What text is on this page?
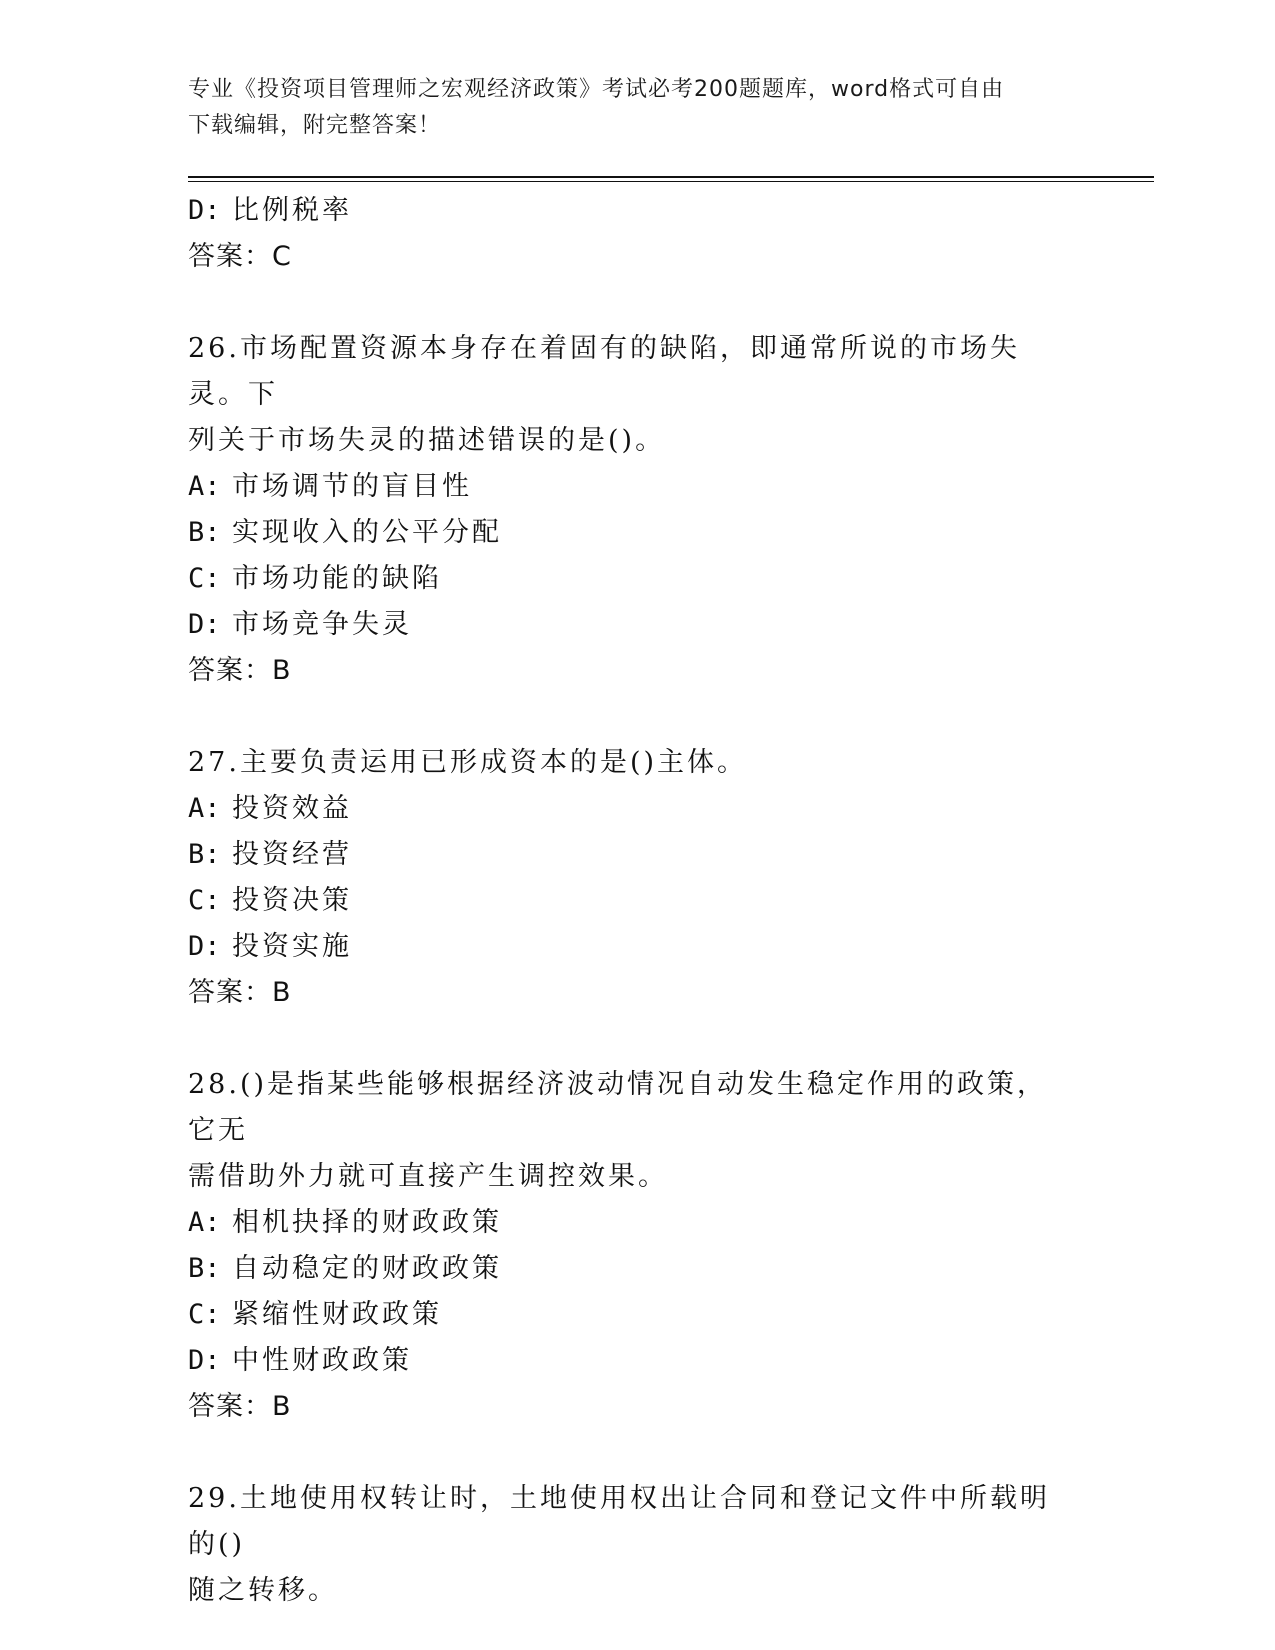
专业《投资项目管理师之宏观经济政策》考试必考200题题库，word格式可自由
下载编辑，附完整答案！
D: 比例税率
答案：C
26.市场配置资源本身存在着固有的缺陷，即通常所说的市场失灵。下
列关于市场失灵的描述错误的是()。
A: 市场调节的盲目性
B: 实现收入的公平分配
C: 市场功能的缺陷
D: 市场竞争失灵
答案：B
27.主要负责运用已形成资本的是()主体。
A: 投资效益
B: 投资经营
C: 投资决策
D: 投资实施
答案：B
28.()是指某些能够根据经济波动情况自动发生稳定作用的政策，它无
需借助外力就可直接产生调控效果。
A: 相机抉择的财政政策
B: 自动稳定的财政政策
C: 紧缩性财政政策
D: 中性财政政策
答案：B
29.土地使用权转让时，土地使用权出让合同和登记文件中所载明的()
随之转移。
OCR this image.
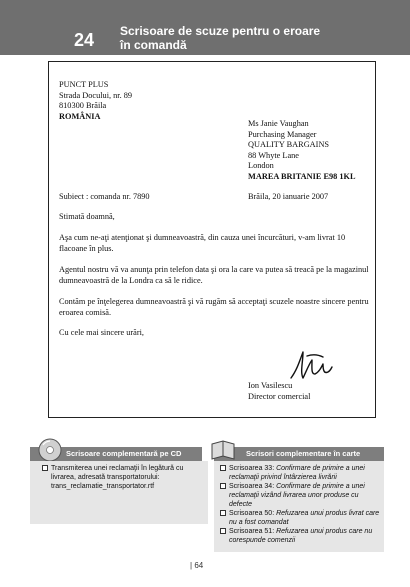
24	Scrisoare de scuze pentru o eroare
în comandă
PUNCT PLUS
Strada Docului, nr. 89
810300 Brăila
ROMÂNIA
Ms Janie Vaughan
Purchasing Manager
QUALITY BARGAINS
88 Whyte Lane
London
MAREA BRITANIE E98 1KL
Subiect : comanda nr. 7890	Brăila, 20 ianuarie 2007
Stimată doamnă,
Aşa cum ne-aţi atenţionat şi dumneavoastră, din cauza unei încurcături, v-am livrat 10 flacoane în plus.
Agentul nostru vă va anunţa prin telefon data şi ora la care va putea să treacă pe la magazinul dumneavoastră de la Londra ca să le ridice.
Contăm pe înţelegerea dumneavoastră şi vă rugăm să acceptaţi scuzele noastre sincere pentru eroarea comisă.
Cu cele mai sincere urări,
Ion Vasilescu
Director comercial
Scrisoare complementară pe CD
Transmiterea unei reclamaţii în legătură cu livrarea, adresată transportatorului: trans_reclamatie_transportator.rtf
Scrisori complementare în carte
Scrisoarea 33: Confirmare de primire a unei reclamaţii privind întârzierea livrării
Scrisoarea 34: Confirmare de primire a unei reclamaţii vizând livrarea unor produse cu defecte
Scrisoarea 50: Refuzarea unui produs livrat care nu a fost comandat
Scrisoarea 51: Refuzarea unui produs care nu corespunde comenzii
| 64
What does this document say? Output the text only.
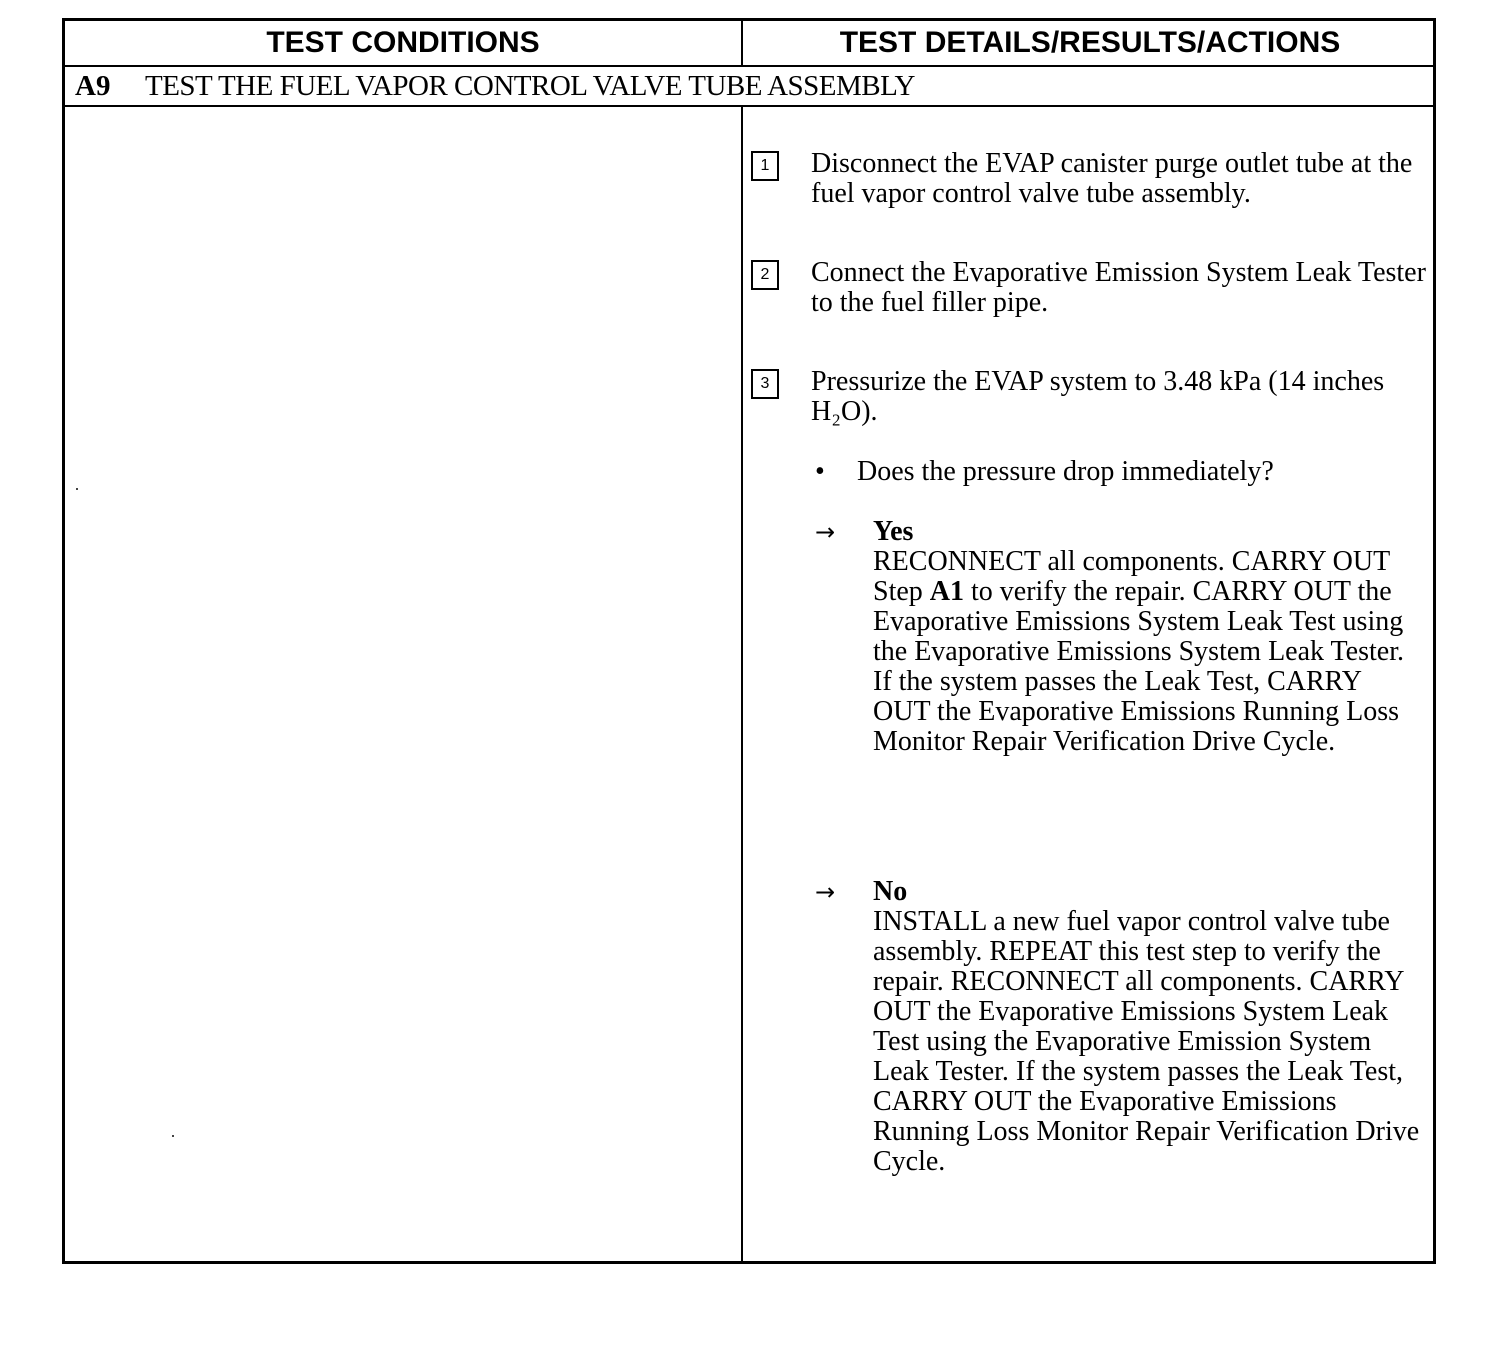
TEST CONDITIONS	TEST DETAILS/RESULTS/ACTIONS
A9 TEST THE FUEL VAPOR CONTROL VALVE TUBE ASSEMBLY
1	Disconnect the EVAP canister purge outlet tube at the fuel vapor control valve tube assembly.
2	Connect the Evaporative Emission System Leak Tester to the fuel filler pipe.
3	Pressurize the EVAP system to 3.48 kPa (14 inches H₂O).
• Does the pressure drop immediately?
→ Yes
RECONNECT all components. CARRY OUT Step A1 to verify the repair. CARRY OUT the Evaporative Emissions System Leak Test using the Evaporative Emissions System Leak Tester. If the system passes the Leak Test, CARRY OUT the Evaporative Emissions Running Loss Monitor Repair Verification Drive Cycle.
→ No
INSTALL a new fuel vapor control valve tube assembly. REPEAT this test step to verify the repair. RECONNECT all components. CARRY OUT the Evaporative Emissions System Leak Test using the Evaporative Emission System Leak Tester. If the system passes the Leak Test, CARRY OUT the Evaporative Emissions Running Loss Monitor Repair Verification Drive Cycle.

——————————

## WHAT IS ASKED
Read the entries and select each line where the word "text" is found.

## RESULT OF THE TASK
What text is on this page?
What does this document say? Output the text only.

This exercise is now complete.